WHAT TO PRODUCE
Repeat each line exactly as it is written.

EXCERPTED RECORDS
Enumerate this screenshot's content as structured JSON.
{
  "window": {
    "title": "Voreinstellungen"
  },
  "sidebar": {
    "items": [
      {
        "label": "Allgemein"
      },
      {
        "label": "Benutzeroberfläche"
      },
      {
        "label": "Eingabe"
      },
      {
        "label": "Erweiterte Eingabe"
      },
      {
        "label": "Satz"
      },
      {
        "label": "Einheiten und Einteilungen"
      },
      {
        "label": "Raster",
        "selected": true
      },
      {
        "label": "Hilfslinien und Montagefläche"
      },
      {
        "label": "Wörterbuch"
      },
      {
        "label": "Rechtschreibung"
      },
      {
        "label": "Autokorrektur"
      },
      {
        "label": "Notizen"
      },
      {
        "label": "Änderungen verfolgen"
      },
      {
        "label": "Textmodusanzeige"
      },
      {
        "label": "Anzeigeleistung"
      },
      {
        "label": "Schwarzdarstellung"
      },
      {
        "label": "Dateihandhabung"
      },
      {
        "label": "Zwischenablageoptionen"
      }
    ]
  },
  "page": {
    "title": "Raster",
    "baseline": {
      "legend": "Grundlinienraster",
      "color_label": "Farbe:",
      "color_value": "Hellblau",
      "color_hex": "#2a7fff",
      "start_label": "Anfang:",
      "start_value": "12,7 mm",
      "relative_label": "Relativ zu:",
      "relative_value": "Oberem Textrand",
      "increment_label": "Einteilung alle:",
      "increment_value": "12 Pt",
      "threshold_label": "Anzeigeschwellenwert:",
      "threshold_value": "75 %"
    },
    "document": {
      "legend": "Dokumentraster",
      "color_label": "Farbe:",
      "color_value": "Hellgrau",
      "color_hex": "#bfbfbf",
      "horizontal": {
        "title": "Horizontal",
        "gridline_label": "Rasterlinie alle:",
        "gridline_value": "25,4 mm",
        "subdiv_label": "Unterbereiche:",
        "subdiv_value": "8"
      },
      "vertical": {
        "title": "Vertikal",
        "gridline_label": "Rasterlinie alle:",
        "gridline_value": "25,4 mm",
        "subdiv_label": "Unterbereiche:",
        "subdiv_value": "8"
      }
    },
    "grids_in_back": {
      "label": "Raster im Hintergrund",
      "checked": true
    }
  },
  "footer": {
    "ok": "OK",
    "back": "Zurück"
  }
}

WORKED SOLUTION
Enumerate this screenshot's content as structured JSON.
{
  "window": {
    "title": "Voreinstellungen"
  },
  "sidebar": {
    "items": [
      {
        "label": "Allgemein"
      },
      {
        "label": "Benutzeroberfläche"
      },
      {
        "label": "Eingabe"
      },
      {
        "label": "Erweiterte Eingabe"
      },
      {
        "label": "Satz"
      },
      {
        "label": "Einheiten und Einteilungen"
      },
      {
        "label": "Raster",
        "selected": true
      },
      {
        "label": "Hilfslinien und Montagefläche"
      },
      {
        "label": "Wörterbuch"
      },
      {
        "label": "Rechtschreibung"
      },
      {
        "label": "Autokorrektur"
      },
      {
        "label": "Notizen"
      },
      {
        "label": "Änderungen verfolgen"
      },
      {
        "label": "Textmodusanzeige"
      },
      {
        "label": "Anzeigeleistung"
      },
      {
        "label": "Schwarzdarstellung"
      },
      {
        "label": "Dateihandhabung"
      },
      {
        "label": "Zwischenablageoptionen"
      }
    ]
  },
  "page": {
    "title": "Raster",
    "baseline": {
      "legend": "Grundlinienraster",
      "color_label": "Farbe:",
      "color_value": "Hellblau",
      "color_hex": "#2a7fff",
      "start_label": "Anfang:",
      "start_value": "12,7 mm",
      "relative_label": "Relativ zu:",
      "relative_value": "Oberem Textrand",
      "increment_label": "Einteilung alle:",
      "increment_value": "12 Pt",
      "threshold_label": "Anzeigeschwellenwert:",
      "threshold_value": "75 %"
    },
    "document": {
      "legend": "Dokumentraster",
      "color_label": "Farbe:",
      "color_value": "Hellgrau",
      "color_hex": "#bfbfbf",
      "horizontal": {
        "title": "Horizontal",
        "gridline_label": "Rasterlinie alle:",
        "gridline_value": "25,4 mm",
        "subdiv_label": "Unterbereiche:",
        "subdiv_value": "8"
      },
      "vertical": {
        "title": "Vertikal",
        "gridline_label": "Rasterlinie alle:",
        "gridline_value": "25,4 mm",
        "subdiv_label": "Unterbereiche:",
        "subdiv_value": "8"
      }
    },
    "grids_in_back": {
      "label": "Raster im Hintergrund",
      "checked": true
    }
  },
  "footer": {
    "ok": "OK",
    "back": "Zurück"
  }
}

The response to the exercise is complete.